* SOURCE DATA:

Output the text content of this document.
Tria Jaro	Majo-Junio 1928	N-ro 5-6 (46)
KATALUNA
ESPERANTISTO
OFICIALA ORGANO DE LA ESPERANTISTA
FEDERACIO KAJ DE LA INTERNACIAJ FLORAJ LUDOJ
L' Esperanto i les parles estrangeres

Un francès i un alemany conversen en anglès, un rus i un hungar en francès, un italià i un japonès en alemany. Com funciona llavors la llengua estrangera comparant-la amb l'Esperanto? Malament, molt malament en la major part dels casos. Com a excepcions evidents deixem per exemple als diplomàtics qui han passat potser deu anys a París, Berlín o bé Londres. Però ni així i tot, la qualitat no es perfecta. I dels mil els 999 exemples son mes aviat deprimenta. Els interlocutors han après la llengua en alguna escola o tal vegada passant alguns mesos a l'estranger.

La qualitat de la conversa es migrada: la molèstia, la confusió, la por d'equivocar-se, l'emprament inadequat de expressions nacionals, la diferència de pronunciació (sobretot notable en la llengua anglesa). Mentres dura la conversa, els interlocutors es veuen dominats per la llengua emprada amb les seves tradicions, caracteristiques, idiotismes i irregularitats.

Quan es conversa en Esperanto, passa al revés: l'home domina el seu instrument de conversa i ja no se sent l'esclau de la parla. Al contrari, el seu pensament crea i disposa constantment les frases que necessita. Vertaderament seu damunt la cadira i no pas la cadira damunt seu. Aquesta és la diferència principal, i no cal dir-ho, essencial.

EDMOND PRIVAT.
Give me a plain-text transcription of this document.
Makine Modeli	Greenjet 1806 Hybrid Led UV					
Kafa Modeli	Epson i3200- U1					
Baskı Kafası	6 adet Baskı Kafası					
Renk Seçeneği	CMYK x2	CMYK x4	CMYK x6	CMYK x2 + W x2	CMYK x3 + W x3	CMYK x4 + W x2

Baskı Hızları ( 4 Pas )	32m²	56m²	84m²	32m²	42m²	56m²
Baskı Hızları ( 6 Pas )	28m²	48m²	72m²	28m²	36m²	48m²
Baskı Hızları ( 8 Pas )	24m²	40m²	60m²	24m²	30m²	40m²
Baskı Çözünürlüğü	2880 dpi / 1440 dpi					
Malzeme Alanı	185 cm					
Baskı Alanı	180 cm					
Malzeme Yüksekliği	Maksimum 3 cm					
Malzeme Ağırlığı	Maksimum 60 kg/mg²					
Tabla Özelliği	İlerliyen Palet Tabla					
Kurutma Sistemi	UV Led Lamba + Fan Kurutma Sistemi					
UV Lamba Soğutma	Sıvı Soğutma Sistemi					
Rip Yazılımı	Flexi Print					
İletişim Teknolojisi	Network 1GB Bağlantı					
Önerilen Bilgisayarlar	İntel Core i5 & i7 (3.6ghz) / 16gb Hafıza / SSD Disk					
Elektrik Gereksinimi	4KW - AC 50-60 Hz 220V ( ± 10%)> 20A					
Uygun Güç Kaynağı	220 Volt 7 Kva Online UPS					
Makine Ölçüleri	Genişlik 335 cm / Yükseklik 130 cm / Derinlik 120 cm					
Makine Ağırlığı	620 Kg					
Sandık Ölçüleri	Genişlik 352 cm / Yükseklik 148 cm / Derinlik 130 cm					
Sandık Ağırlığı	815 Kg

* DIRECTION: Write out the full listing, keeping every line exactly as it is.

* EXERCISE SOLUTION:
Output the text content of this document.
Tria Jaro	Majo-Junio 1928	N-ro 5-6 (46)
KATALUNA
ESPERANTISTO
OFICIALA ORGANO DE LA ESPERANTISTA
FEDERACIO KAJ DE LA INTERNACIAJ FLORAJ LUDOJ
L' Esperanto i les parles estrangeres

Un francès i un alemany conversen en anglès, un rus i un hungar en francès, un italià i un japonès en alemany. Com funciona llavors la llengua estrangera comparant-la amb l'Esperanto? Malament, molt malament en la major part dels casos. Com a excepcions evidents deixem per exemple als diplomàtics qui han passat potser deu anys a París, Berlín o bé Londres. Però ni així i tot, la qualitat no es perfecta. I dels mil els 999 exemples son mes aviat deprimenta. Els interlocutors han après la llengua en alguna escola o tal vegada passant alguns mesos a l'estranger.

La qualitat de la conversa es migrada: la molèstia, la confusió, la por d'equivocar-se, l'emprament inadequat de expressions nacionals, la diferència de pronunciació (sobretot notable en la llengua anglesa). Mentres dura la conversa, els interlocutors es veuen dominats per la llengua emprada amb les seves tradicions, caracteristiques, idiotismes i irregularitats.

Quan es conversa en Esperanto, passa al revés: l'home domina el seu instrument de conversa i ja no se sent l'esclau de la parla. Al contrari, el seu pensament crea i disposa constantment les frases que necessita. Vertaderament seu damunt la cadira i no pas la cadira damunt seu. Aquesta és la diferència principal, i no cal dir-ho, essencial.

EDMOND PRIVAT.
Give me a plain-text transcription of this document.
Makine Modeli	Greenjet 1806 Hybrid Led UV					
Kafa Modeli	Epson i3200- U1					
Baskı Kafası	6 adet Baskı Kafası					
Renk Seçeneği	CMYK x2	CMYK x4	CMYK x6	CMYK x2 + W x2	CMYK x3 + W x3	CMYK x4 + W x2

Baskı Hızları ( 4 Pas )	32m²	56m²	84m²	32m²	42m²	56m²
Baskı Hızları ( 6 Pas )	28m²	48m²	72m²	28m²	36m²	48m²
Baskı Hızları ( 8 Pas )	24m²	40m²	60m²	24m²	30m²	40m²
Baskı Çözünürlüğü	2880 dpi / 1440 dpi					
Malzeme Alanı	185 cm					
Baskı Alanı	180 cm					
Malzeme Yüksekliği	Maksimum 3 cm					
Malzeme Ağırlığı	Maksimum 60 kg/mg²					
Tabla Özelliği	İlerliyen Palet Tabla					
Kurutma Sistemi	UV Led Lamba + Fan Kurutma Sistemi					
UV Lamba Soğutma	Sıvı Soğutma Sistemi					
Rip Yazılımı	Flexi Print					
İletişim Teknolojisi	Network 1GB Bağlantı					
Önerilen Bilgisayarlar	İntel Core i5 & i7 (3.6ghz) / 16gb Hafıza / SSD Disk					
Elektrik Gereksinimi	4KW - AC 50-60 Hz 220V ( ± 10%)> 20A					
Uygun Güç Kaynağı	220 Volt 7 Kva Online UPS					
Makine Ölçüleri	Genişlik 335 cm / Yükseklik 130 cm / Derinlik 120 cm					
Makine Ağırlığı	620 Kg					
Sandık Ölçüleri	Genişlik 352 cm / Yükseklik 148 cm / Derinlik 130 cm					
Sandık Ağırlığı	815 Kg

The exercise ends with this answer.